## Input
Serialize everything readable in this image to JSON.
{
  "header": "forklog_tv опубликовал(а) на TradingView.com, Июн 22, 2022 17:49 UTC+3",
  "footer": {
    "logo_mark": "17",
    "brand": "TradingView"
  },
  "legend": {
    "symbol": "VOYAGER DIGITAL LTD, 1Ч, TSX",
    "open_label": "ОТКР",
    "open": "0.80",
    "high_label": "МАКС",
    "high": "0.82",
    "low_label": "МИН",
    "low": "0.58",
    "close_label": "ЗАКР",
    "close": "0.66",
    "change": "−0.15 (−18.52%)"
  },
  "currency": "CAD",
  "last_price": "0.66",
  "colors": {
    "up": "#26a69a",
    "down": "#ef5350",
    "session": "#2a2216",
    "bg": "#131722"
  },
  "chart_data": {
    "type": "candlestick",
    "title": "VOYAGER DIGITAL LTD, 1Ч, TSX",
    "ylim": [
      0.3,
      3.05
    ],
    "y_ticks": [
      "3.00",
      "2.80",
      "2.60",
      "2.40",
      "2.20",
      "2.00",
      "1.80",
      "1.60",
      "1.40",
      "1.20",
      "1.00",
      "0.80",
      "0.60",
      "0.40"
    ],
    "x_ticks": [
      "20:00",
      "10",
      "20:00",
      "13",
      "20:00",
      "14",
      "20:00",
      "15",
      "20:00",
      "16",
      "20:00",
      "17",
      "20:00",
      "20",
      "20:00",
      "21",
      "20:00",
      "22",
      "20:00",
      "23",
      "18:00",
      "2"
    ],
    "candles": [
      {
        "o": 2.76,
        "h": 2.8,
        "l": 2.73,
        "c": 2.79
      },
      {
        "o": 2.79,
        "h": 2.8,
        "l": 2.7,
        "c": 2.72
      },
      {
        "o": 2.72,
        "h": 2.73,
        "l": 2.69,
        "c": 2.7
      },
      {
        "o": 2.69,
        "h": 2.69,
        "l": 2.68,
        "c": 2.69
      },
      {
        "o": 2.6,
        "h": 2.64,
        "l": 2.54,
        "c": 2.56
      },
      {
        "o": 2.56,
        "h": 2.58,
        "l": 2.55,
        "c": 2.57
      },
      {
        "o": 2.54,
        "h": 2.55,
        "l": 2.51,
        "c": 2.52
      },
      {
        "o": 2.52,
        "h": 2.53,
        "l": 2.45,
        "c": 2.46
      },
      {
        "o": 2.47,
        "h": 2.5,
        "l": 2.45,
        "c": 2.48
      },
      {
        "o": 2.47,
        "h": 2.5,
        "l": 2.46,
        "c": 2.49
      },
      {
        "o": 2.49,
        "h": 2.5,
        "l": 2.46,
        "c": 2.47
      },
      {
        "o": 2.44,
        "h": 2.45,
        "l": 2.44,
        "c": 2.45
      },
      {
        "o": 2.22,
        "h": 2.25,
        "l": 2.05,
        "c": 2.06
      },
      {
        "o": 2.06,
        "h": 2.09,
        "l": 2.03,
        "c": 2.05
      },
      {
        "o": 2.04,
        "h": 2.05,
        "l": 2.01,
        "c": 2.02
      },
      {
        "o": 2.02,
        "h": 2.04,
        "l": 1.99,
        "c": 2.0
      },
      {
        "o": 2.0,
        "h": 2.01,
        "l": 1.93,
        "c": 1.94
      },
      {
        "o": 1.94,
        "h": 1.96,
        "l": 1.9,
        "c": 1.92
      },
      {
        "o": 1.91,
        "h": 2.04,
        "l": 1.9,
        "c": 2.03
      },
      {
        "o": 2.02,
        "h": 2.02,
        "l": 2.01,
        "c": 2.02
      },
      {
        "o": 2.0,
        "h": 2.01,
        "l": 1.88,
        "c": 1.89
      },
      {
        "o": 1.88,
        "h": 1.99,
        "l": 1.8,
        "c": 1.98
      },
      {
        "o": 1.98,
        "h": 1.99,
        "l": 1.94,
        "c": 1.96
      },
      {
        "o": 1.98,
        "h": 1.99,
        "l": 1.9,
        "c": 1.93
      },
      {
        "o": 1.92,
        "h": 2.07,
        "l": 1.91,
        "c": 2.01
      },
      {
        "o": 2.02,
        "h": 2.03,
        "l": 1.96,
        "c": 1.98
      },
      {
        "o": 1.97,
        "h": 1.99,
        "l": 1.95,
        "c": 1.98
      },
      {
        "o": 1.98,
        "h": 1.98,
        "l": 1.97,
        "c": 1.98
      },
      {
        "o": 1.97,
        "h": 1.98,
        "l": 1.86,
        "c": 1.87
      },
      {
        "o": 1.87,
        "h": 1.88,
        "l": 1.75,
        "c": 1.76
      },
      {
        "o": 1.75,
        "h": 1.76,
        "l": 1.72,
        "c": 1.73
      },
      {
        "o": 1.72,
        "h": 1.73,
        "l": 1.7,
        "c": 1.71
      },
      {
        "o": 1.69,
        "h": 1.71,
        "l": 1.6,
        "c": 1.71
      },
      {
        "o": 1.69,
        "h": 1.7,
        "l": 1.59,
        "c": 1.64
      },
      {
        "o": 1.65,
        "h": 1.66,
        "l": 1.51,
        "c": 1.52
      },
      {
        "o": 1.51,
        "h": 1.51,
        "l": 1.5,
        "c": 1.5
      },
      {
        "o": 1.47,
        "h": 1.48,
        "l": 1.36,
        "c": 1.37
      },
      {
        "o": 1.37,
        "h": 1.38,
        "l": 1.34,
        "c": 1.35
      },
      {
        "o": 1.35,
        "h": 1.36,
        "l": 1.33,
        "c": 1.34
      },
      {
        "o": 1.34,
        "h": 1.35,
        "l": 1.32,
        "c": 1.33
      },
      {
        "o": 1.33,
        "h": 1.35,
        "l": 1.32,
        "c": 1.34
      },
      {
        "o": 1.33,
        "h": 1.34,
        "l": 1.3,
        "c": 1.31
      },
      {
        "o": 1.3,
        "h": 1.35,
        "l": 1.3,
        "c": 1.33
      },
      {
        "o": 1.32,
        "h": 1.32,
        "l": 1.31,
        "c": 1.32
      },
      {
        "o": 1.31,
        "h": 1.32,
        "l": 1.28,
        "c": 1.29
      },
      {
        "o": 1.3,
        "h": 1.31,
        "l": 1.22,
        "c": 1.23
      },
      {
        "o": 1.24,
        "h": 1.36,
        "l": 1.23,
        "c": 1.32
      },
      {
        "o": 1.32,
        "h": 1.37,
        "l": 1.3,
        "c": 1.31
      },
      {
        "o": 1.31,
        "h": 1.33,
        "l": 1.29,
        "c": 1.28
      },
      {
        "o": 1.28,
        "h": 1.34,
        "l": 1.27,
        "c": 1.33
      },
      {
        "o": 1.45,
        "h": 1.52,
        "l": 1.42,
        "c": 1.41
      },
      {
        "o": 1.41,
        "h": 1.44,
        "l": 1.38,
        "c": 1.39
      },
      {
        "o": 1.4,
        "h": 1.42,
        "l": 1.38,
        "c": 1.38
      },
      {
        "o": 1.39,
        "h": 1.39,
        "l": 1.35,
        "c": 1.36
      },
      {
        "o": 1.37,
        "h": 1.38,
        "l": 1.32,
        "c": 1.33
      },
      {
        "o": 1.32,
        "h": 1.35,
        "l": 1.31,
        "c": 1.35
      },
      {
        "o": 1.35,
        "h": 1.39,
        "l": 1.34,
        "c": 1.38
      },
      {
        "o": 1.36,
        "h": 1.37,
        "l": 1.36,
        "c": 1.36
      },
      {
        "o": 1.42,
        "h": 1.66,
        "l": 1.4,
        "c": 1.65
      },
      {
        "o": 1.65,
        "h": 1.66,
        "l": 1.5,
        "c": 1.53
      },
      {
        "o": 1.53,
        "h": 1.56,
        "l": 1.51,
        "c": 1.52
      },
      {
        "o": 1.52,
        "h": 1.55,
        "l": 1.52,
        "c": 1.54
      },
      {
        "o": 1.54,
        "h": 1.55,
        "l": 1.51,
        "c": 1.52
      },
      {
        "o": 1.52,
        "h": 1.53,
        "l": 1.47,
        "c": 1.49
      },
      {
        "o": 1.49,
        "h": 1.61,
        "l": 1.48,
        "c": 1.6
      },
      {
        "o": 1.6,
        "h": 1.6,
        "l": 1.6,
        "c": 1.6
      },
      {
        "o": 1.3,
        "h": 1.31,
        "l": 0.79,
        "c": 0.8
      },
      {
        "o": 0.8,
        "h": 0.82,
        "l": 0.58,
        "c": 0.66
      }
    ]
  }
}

## Task to carry out
Determine how many lines in the data above contain the string "DIGITAL". Give nothing except the number.

## The output
2